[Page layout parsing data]
^^^^

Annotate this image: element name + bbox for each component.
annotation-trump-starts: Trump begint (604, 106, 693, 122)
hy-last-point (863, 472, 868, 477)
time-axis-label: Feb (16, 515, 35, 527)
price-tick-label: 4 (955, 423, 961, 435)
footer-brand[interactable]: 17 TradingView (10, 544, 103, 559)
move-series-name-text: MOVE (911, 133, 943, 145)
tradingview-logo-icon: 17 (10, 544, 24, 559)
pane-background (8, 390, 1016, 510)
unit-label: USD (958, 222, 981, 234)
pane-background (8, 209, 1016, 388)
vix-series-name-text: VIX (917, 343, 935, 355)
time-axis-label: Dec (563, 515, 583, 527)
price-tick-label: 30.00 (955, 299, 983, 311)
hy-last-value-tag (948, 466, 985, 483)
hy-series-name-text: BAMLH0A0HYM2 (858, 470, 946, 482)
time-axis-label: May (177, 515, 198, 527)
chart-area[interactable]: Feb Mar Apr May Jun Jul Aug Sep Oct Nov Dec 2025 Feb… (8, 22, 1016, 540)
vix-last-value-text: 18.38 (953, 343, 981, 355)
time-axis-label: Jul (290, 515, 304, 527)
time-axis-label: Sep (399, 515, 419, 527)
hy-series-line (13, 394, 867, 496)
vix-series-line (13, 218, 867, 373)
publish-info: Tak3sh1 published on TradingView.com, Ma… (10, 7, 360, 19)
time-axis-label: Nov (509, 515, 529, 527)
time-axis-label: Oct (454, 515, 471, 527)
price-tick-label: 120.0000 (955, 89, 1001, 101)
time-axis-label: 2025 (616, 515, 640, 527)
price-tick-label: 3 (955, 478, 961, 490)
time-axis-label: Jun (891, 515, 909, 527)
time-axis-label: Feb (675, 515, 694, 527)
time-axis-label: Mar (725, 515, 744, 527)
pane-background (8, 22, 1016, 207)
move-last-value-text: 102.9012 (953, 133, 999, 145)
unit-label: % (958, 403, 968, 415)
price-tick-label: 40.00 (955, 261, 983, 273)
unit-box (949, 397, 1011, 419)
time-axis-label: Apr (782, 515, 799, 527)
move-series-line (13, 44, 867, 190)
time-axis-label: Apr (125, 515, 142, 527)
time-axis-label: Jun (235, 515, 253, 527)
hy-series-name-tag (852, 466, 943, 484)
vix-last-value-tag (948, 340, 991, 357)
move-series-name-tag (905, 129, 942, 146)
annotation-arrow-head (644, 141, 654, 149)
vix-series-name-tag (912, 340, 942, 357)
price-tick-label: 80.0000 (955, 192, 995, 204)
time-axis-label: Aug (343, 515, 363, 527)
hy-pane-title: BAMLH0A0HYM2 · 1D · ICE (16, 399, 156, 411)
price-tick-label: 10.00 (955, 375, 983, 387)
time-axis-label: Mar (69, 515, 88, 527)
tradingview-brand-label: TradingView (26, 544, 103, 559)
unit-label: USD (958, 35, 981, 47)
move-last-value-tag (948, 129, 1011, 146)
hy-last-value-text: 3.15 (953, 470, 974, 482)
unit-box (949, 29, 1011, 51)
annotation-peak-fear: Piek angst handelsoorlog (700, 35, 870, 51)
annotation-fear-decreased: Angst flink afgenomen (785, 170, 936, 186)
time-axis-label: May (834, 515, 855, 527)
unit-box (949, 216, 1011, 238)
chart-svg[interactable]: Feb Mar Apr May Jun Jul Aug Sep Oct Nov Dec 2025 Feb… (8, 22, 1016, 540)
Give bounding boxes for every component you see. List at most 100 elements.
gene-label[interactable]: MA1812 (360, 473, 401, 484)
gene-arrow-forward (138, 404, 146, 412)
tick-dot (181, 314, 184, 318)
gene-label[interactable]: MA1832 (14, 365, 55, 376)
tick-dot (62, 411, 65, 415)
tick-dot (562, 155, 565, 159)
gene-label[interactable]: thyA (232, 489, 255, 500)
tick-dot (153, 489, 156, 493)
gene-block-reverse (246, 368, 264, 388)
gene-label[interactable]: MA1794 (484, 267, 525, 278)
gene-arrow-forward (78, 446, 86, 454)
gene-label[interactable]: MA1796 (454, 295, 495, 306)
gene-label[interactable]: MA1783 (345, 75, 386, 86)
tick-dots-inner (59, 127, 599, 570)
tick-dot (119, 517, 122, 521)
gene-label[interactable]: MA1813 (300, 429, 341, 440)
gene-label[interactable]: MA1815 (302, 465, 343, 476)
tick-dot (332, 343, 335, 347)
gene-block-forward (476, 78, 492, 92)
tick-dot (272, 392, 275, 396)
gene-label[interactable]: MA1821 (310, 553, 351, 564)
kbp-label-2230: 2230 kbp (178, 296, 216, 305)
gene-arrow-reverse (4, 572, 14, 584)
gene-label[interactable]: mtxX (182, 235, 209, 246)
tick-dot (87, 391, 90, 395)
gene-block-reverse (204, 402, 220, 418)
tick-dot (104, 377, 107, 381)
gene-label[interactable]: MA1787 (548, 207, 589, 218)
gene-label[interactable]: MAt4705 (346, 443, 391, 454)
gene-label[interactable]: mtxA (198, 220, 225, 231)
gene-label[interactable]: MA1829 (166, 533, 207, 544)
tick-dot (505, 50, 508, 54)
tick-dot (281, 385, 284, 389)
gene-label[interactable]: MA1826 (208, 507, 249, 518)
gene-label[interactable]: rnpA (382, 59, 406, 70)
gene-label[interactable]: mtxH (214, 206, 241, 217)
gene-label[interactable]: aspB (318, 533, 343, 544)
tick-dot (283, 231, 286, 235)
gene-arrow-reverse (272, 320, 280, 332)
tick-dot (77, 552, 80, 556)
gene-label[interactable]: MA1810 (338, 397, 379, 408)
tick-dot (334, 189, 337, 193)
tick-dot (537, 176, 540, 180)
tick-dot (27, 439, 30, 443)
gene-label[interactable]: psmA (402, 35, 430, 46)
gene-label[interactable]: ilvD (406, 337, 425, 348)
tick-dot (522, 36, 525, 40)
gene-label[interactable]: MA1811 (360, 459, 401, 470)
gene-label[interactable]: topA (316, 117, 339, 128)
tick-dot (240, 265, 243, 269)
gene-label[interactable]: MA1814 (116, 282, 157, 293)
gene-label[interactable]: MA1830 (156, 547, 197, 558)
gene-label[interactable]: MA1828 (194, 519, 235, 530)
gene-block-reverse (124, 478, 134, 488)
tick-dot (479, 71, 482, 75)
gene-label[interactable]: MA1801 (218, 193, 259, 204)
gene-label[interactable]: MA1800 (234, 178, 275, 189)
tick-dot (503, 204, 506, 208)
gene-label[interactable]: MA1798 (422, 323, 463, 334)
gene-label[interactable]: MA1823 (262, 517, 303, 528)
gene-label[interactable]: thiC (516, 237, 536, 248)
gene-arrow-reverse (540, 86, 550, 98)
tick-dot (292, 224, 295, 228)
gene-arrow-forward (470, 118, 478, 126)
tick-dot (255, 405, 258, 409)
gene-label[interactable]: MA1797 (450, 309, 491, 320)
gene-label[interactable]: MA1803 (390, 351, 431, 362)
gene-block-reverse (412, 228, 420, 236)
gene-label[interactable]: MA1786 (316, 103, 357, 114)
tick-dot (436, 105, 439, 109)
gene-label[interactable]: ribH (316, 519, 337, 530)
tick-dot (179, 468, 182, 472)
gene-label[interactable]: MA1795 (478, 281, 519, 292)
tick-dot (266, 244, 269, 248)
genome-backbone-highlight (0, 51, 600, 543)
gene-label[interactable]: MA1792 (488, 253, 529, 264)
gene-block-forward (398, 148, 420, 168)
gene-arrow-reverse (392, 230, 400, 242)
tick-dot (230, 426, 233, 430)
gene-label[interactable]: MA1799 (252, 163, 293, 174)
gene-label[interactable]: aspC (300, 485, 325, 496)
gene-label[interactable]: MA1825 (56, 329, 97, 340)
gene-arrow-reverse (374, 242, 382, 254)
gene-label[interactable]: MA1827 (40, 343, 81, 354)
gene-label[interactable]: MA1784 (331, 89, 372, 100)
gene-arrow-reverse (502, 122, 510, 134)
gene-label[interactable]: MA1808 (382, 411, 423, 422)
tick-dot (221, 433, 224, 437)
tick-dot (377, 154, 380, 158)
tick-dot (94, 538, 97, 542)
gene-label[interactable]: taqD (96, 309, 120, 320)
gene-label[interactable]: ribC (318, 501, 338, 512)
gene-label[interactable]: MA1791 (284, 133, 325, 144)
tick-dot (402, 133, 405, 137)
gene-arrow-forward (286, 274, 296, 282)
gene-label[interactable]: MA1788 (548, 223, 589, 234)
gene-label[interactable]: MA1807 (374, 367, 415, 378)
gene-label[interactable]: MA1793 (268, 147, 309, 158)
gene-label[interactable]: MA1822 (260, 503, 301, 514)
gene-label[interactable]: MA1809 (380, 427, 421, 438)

^^^^

§ TASK PROMPT:
State the number of lines above that hold the string "component", with nothing added.

§ YOUR RESPONSE:
2